### Set task
Copy the data below exactly.

%%

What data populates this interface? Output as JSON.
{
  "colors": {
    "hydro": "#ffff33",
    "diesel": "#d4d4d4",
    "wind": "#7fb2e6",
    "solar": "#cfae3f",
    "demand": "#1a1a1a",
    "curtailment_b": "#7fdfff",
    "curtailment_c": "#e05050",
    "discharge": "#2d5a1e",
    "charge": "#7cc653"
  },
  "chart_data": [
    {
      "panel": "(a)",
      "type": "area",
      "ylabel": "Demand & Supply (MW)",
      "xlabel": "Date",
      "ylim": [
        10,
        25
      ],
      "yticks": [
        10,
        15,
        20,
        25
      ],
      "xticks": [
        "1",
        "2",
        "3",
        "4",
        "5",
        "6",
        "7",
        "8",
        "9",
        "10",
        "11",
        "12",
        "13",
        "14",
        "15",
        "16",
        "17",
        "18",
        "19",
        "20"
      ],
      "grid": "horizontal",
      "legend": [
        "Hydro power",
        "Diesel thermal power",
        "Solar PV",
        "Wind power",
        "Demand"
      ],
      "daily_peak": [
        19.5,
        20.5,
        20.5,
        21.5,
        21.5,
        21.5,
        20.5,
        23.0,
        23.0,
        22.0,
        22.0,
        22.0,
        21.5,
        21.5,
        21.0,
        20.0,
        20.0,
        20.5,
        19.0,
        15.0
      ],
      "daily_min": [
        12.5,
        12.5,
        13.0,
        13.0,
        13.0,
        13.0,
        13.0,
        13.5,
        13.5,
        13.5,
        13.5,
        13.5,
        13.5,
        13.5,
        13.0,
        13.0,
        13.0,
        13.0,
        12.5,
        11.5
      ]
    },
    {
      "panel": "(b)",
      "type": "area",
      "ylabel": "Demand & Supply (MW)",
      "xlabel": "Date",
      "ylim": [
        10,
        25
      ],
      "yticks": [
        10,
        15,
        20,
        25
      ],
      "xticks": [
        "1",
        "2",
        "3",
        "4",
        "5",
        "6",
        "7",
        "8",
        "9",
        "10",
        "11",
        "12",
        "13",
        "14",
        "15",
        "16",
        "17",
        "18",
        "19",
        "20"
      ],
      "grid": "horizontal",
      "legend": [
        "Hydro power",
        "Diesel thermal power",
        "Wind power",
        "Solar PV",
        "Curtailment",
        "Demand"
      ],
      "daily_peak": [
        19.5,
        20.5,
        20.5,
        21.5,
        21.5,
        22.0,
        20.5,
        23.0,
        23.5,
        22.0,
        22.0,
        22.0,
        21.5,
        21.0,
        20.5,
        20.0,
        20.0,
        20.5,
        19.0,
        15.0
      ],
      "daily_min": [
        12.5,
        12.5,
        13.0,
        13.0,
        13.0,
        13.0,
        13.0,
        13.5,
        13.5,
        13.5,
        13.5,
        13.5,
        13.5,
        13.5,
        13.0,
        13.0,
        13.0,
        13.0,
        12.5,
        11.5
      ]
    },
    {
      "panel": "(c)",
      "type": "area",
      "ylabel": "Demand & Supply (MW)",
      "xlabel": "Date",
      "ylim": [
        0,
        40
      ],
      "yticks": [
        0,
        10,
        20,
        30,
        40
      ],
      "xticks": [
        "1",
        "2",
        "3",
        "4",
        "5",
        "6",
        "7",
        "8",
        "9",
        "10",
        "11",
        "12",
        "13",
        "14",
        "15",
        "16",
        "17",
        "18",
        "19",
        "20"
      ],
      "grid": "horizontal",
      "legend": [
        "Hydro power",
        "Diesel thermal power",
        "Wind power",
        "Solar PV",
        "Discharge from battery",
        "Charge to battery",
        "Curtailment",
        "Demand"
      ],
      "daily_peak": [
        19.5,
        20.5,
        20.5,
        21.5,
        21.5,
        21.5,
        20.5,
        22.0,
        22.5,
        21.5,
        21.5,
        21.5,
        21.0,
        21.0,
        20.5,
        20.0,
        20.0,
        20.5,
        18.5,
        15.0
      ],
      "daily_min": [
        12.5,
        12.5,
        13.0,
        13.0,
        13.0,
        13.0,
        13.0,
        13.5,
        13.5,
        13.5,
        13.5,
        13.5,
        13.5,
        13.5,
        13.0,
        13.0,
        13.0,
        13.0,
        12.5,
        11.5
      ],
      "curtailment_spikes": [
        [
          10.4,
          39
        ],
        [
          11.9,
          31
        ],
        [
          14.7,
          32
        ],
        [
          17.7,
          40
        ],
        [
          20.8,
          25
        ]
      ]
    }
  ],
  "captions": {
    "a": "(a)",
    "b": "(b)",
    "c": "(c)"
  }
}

%%

### Output of the task
What data populates this interface? Output as JSON.
{
  "colors": {
    "hydro": "#ffff33",
    "diesel": "#d4d4d4",
    "wind": "#7fb2e6",
    "solar": "#cfae3f",
    "demand": "#1a1a1a",
    "curtailment_b": "#7fdfff",
    "curtailment_c": "#e05050",
    "discharge": "#2d5a1e",
    "charge": "#7cc653"
  },
  "chart_data": [
    {
      "panel": "(a)",
      "type": "area",
      "ylabel": "Demand & Supply (MW)",
      "xlabel": "Date",
      "ylim": [
        10,
        25
      ],
      "yticks": [
        10,
        15,
        20,
        25
      ],
      "xticks": [
        "1",
        "2",
        "3",
        "4",
        "5",
        "6",
        "7",
        "8",
        "9",
        "10",
        "11",
        "12",
        "13",
        "14",
        "15",
        "16",
        "17",
        "18",
        "19",
        "20"
      ],
      "grid": "horizontal",
      "legend": [
        "Hydro power",
        "Diesel thermal power",
        "Solar PV",
        "Wind power",
        "Demand"
      ],
      "daily_peak": [
        19.5,
        20.5,
        20.5,
        21.5,
        21.5,
        21.5,
        20.5,
        23.0,
        23.0,
        22.0,
        22.0,
        22.0,
        21.5,
        21.5,
        21.0,
        20.0,
        20.0,
        20.5,
        19.0,
        15.0
      ],
      "daily_min": [
        12.5,
        12.5,
        13.0,
        13.0,
        13.0,
        13.0,
        13.0,
        13.5,
        13.5,
        13.5,
        13.5,
        13.5,
        13.5,
        13.5,
        13.0,
        13.0,
        13.0,
        13.0,
        12.5,
        11.5
      ]
    },
    {
      "panel": "(b)",
      "type": "area",
      "ylabel": "Demand & Supply (MW)",
      "xlabel": "Date",
      "ylim": [
        10,
        25
      ],
      "yticks": [
        10,
        15,
        20,
        25
      ],
      "xticks": [
        "1",
        "2",
        "3",
        "4",
        "5",
        "6",
        "7",
        "8",
        "9",
        "10",
        "11",
        "12",
        "13",
        "14",
        "15",
        "16",
        "17",
        "18",
        "19",
        "20"
      ],
      "grid": "horizontal",
      "legend": [
        "Hydro power",
        "Diesel thermal power",
        "Wind power",
        "Solar PV",
        "Curtailment",
        "Demand"
      ],
      "daily_peak": [
        19.5,
        20.5,
        20.5,
        21.5,
        21.5,
        22.0,
        20.5,
        23.0,
        23.5,
        22.0,
        22.0,
        22.0,
        21.5,
        21.0,
        20.5,
        20.0,
        20.0,
        20.5,
        19.0,
        15.0
      ],
      "daily_min": [
        12.5,
        12.5,
        13.0,
        13.0,
        13.0,
        13.0,
        13.0,
        13.5,
        13.5,
        13.5,
        13.5,
        13.5,
        13.5,
        13.5,
        13.0,
        13.0,
        13.0,
        13.0,
        12.5,
        11.5
      ]
    },
    {
      "panel": "(c)",
      "type": "area",
      "ylabel": "Demand & Supply (MW)",
      "xlabel": "Date",
      "ylim": [
        0,
        40
      ],
      "yticks": [
        0,
        10,
        20,
        30,
        40
      ],
      "xticks": [
        "1",
        "2",
        "3",
        "4",
        "5",
        "6",
        "7",
        "8",
        "9",
        "10",
        "11",
        "12",
        "13",
        "14",
        "15",
        "16",
        "17",
        "18",
        "19",
        "20"
      ],
      "grid": "horizontal",
      "legend": [
        "Hydro power",
        "Diesel thermal power",
        "Wind power",
        "Solar PV",
        "Discharge from battery",
        "Charge to battery",
        "Curtailment",
        "Demand"
      ],
      "daily_peak": [
        19.5,
        20.5,
        20.5,
        21.5,
        21.5,
        21.5,
        20.5,
        22.0,
        22.5,
        21.5,
        21.5,
        21.5,
        21.0,
        21.0,
        20.5,
        20.0,
        20.0,
        20.5,
        18.5,
        15.0
      ],
      "daily_min": [
        12.5,
        12.5,
        13.0,
        13.0,
        13.0,
        13.0,
        13.0,
        13.5,
        13.5,
        13.5,
        13.5,
        13.5,
        13.5,
        13.5,
        13.0,
        13.0,
        13.0,
        13.0,
        12.5,
        11.5
      ],
      "curtailment_spikes": [
        [
          10.4,
          39
        ],
        [
          11.9,
          31
        ],
        [
          14.7,
          32
        ],
        [
          17.7,
          40
        ],
        [
          20.8,
          25
        ]
      ]
    }
  ],
  "captions": {
    "a": "(a)",
    "b": "(b)",
    "c": "(c)"
  }
}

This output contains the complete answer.